● Work order
Leaving the pictures aside, write out the whole listing below exactly.

● Dataset
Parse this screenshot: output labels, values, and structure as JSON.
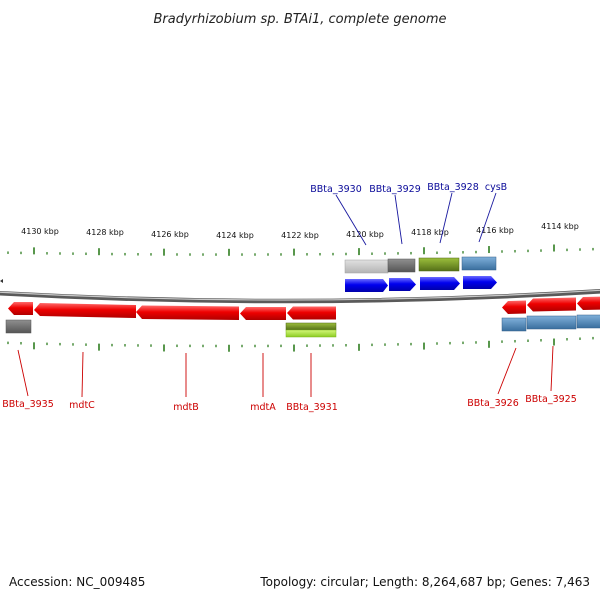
{
  "title": "Bradyrhizobium sp. BTAi1, complete genome",
  "footer": {
    "accession": "Accession: NC_009485",
    "summary": "Topology: circular; Length: 8,264,687 bp; Genes: 7,463"
  },
  "scale": {
    "labels": [
      "4130 kbp",
      "4128 kbp",
      "4126 kbp",
      "4124 kbp",
      "4122 kbp",
      "4120 kbp",
      "4118 kbp",
      "4116 kbp",
      "4114 kbp"
    ]
  },
  "top_labels": [
    "BBta_3930",
    "BBta_3929",
    "BBta_3928",
    "cysB"
  ],
  "bottom_labels": [
    "BBta_3935",
    "mdtC",
    "mdtB",
    "mdtA",
    "BBta_3931",
    "BBta_3926",
    "BBta_3925"
  ],
  "colors": {
    "forward_gene": "#0000ee",
    "reverse_gene": "#ee0000",
    "backbone": "#808080",
    "ticks": "#2e7d1f",
    "leader_top": "#1a1aa0",
    "leader_bottom": "#cc0000",
    "feature_light_gray": "#c4c4c4",
    "feature_dark_gray": "#6a6a6a",
    "feature_olive": "#6f8e23",
    "feature_steel_blue": "#4d86b8",
    "feature_lime": "#a6e03a"
  }
}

● Result for this task
Parse this screenshot: output labels, values, and structure as JSON.
{
  "title": "Bradyrhizobium sp. BTAi1, complete genome",
  "footer": {
    "accession": "Accession: NC_009485",
    "summary": "Topology: circular; Length: 8,264,687 bp; Genes: 7,463"
  },
  "scale": {
    "labels": [
      "4130 kbp",
      "4128 kbp",
      "4126 kbp",
      "4124 kbp",
      "4122 kbp",
      "4120 kbp",
      "4118 kbp",
      "4116 kbp",
      "4114 kbp"
    ]
  },
  "top_labels": [
    "BBta_3930",
    "BBta_3929",
    "BBta_3928",
    "cysB"
  ],
  "bottom_labels": [
    "BBta_3935",
    "mdtC",
    "mdtB",
    "mdtA",
    "BBta_3931",
    "BBta_3926",
    "BBta_3925"
  ],
  "colors": {
    "forward_gene": "#0000ee",
    "reverse_gene": "#ee0000",
    "backbone": "#808080",
    "ticks": "#2e7d1f",
    "leader_top": "#1a1aa0",
    "leader_bottom": "#cc0000",
    "feature_light_gray": "#c4c4c4",
    "feature_dark_gray": "#6a6a6a",
    "feature_olive": "#6f8e23",
    "feature_steel_blue": "#4d86b8",
    "feature_lime": "#a6e03a"
  }
}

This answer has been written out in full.